§ Problem: Write the listing below out again exactly, dropping the images.

§ Records shown:
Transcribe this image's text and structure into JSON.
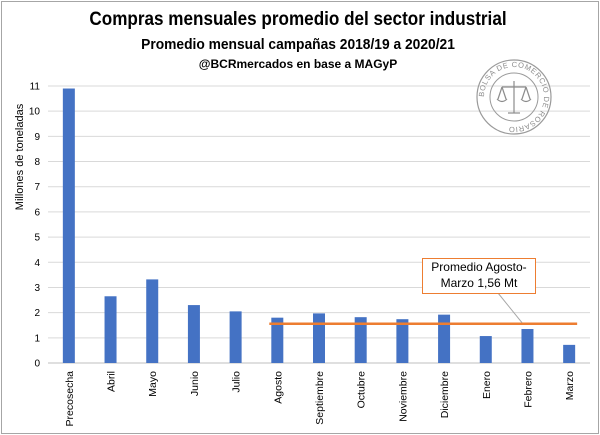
{
  "header": {
    "title": "Compras mensuales promedio del sector industrial",
    "subtitle": "Promedio mensual campañas 2018/19 a 2020/21",
    "source": "@BCRmercados en base a MAGyP"
  },
  "seal": {
    "text": "BOLSA DE COMERCIO DE ROSARIO",
    "icon": "scales-of-justice-seal-icon"
  },
  "annotation": {
    "line1": "Promedio Agosto-",
    "line2": "Marzo 1,56  Mt"
  },
  "colors": {
    "bar": "#4472c4",
    "average_line": "#ed7d31",
    "grid": "#d9d9d9"
  },
  "chart_data": {
    "type": "bar",
    "ylabel": "Millones de toneladas",
    "xlabel": "",
    "ylim": [
      0,
      11
    ],
    "yticks": [
      "0",
      "1",
      "2",
      "3",
      "4",
      "5",
      "6",
      "7",
      "8",
      "9",
      "10",
      "11"
    ],
    "grid": true,
    "legend": "none",
    "categories": [
      "Precosecha",
      "Abril",
      "Mayo",
      "Junio",
      "Julio",
      "Agosto",
      "Septiembre",
      "Octubre",
      "Noviembre",
      "Diciembre",
      "Enero",
      "Febrero",
      "Marzo"
    ],
    "values": [
      10.9,
      2.65,
      3.32,
      2.3,
      2.05,
      1.8,
      1.97,
      1.82,
      1.74,
      1.92,
      1.07,
      1.35,
      0.72
    ],
    "average_line": {
      "value": 1.56,
      "from": "Agosto",
      "to": "Marzo"
    }
  }
}
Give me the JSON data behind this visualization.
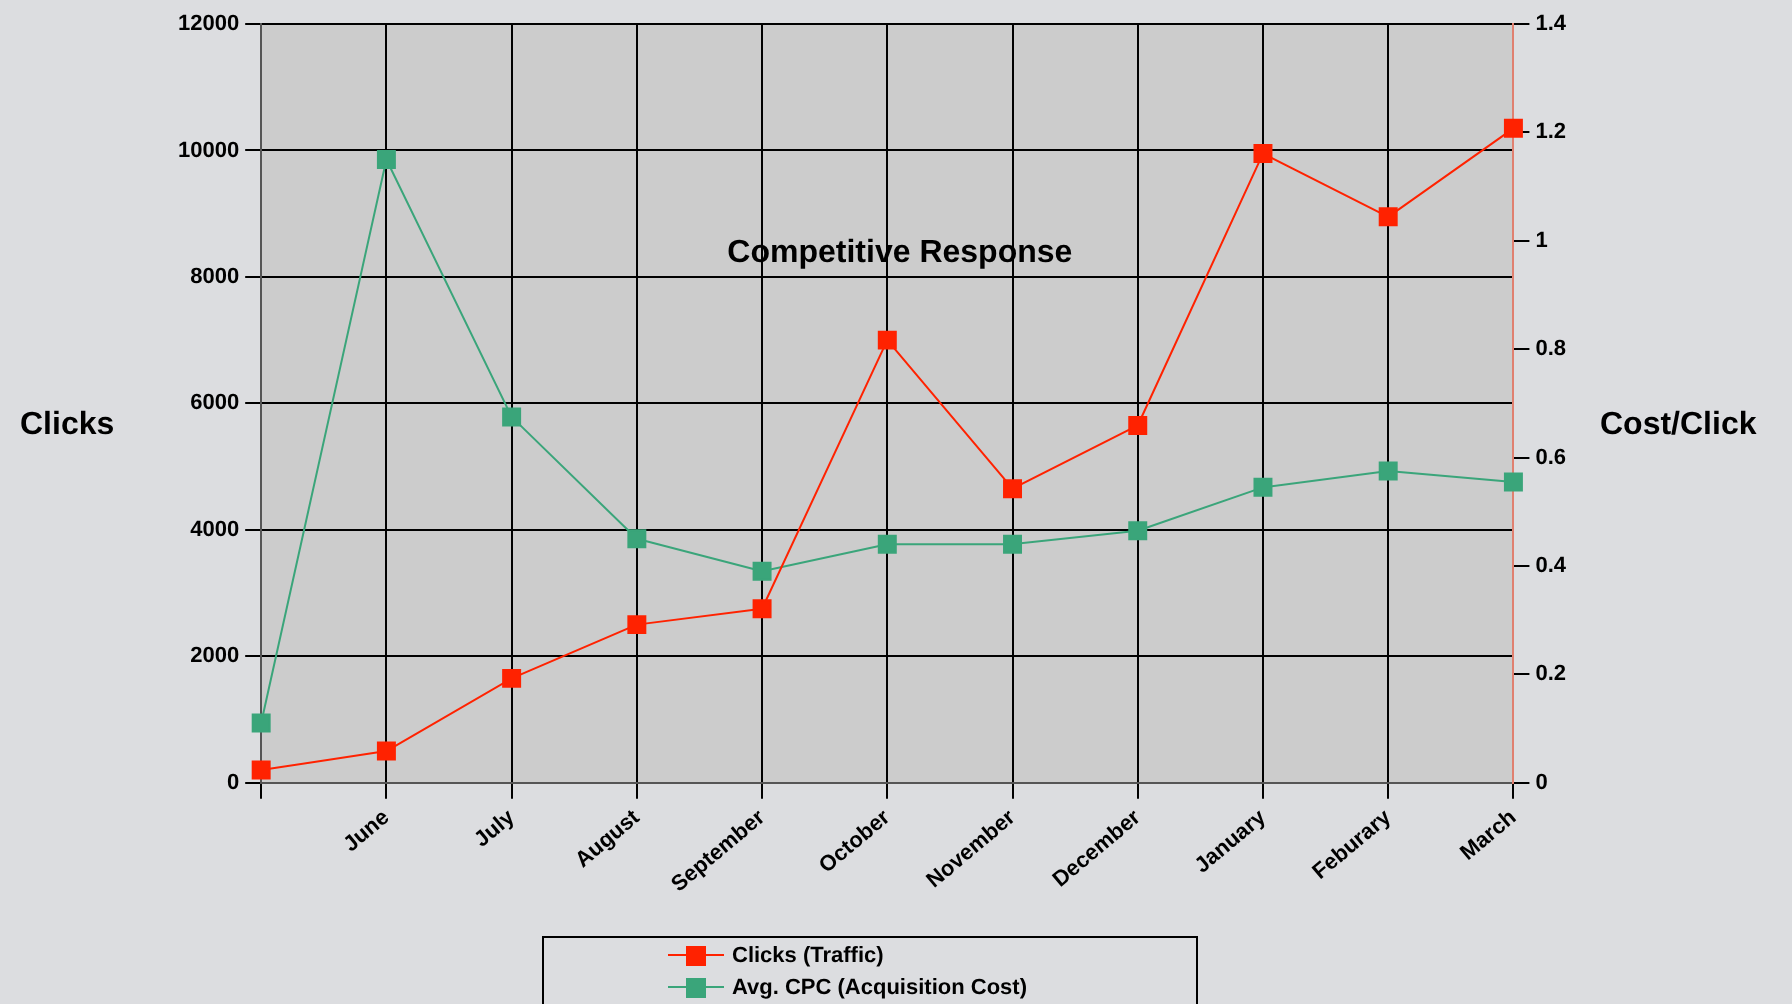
{
  "chart_data": {
    "type": "line",
    "ylabel": "Clicks",
    "y2label": "Cost/Click",
    "categories": [
      null,
      "June",
      "July",
      "August",
      "September",
      "October",
      "November",
      "December",
      "January",
      "Feburary",
      "March"
    ],
    "series": [
      {
        "name": "Clicks (Traffic)",
        "color": "#ff2200",
        "values": [
          200,
          500,
          1650,
          2500,
          2750,
          7000,
          4650,
          5650,
          9950,
          8950,
          10350
        ]
      },
      {
        "name": "Avg. CPC (Acquisition Cost)",
        "color": "#3aa57a",
        "axis": "y2",
        "values": [
          0.11,
          1.15,
          0.675,
          0.45,
          0.39,
          0.44,
          0.44,
          0.465,
          0.545,
          0.575,
          0.555
        ]
      }
    ],
    "ylim": [
      0,
      12000
    ],
    "yticks": [
      0,
      2000,
      4000,
      6000,
      8000,
      10000,
      12000
    ],
    "y2lim": [
      0,
      1.4
    ],
    "y2ticks": [
      0,
      0.2,
      0.4,
      0.6,
      0.8,
      1,
      1.2,
      1.4
    ],
    "grid": true,
    "legend": "bottom",
    "marker": "square",
    "line_style": "solid",
    "annotations": [
      "Competitive Response"
    ]
  }
}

§ Response:
Transcribe this image's text and structure into JSON.
{
  "header": {
    "title": "Compras mensuales promedio del sector industrial",
    "subtitle": "Promedio mensual campañas 2018/19 a 2020/21",
    "source": "@BCRmercados en base a MAGyP"
  },
  "seal": {
    "text": "BOLSA DE COMERCIO DE ROSARIO",
    "icon": "scales-of-justice-seal-icon"
  },
  "annotation": {
    "line1": "Promedio Agosto-",
    "line2": "Marzo 1,56  Mt"
  },
  "colors": {
    "bar": "#4472c4",
    "average_line": "#ed7d31",
    "grid": "#d9d9d9"
  },
  "chart_data": {
    "type": "bar",
    "ylabel": "Millones de toneladas",
    "xlabel": "",
    "ylim": [
      0,
      11
    ],
    "yticks": [
      "0",
      "1",
      "2",
      "3",
      "4",
      "5",
      "6",
      "7",
      "8",
      "9",
      "10",
      "11"
    ],
    "grid": true,
    "legend": "none",
    "categories": [
      "Precosecha",
      "Abril",
      "Mayo",
      "Junio",
      "Julio",
      "Agosto",
      "Septiembre",
      "Octubre",
      "Noviembre",
      "Diciembre",
      "Enero",
      "Febrero",
      "Marzo"
    ],
    "values": [
      10.9,
      2.65,
      3.32,
      2.3,
      2.05,
      1.8,
      1.97,
      1.82,
      1.74,
      1.92,
      1.07,
      1.35,
      0.72
    ],
    "average_line": {
      "value": 1.56,
      "from": "Agosto",
      "to": "Marzo"
    }
  }
}
Give me the JSON data behind this visualization.
{
  "chart_data": {
    "type": "line",
    "ylabel": "Clicks",
    "y2label": "Cost/Click",
    "categories": [
      null,
      "June",
      "July",
      "August",
      "September",
      "October",
      "November",
      "December",
      "January",
      "Feburary",
      "March"
    ],
    "series": [
      {
        "name": "Clicks (Traffic)",
        "color": "#ff2200",
        "values": [
          200,
          500,
          1650,
          2500,
          2750,
          7000,
          4650,
          5650,
          9950,
          8950,
          10350
        ]
      },
      {
        "name": "Avg. CPC (Acquisition Cost)",
        "color": "#3aa57a",
        "axis": "y2",
        "values": [
          0.11,
          1.15,
          0.675,
          0.45,
          0.39,
          0.44,
          0.44,
          0.465,
          0.545,
          0.575,
          0.555
        ]
      }
    ],
    "ylim": [
      0,
      12000
    ],
    "yticks": [
      0,
      2000,
      4000,
      6000,
      8000,
      10000,
      12000
    ],
    "y2lim": [
      0,
      1.4
    ],
    "y2ticks": [
      0,
      0.2,
      0.4,
      0.6,
      0.8,
      1,
      1.2,
      1.4
    ],
    "grid": true,
    "legend": "bottom",
    "marker": "square",
    "line_style": "solid",
    "annotations": [
      "Competitive Response"
    ]
  }
}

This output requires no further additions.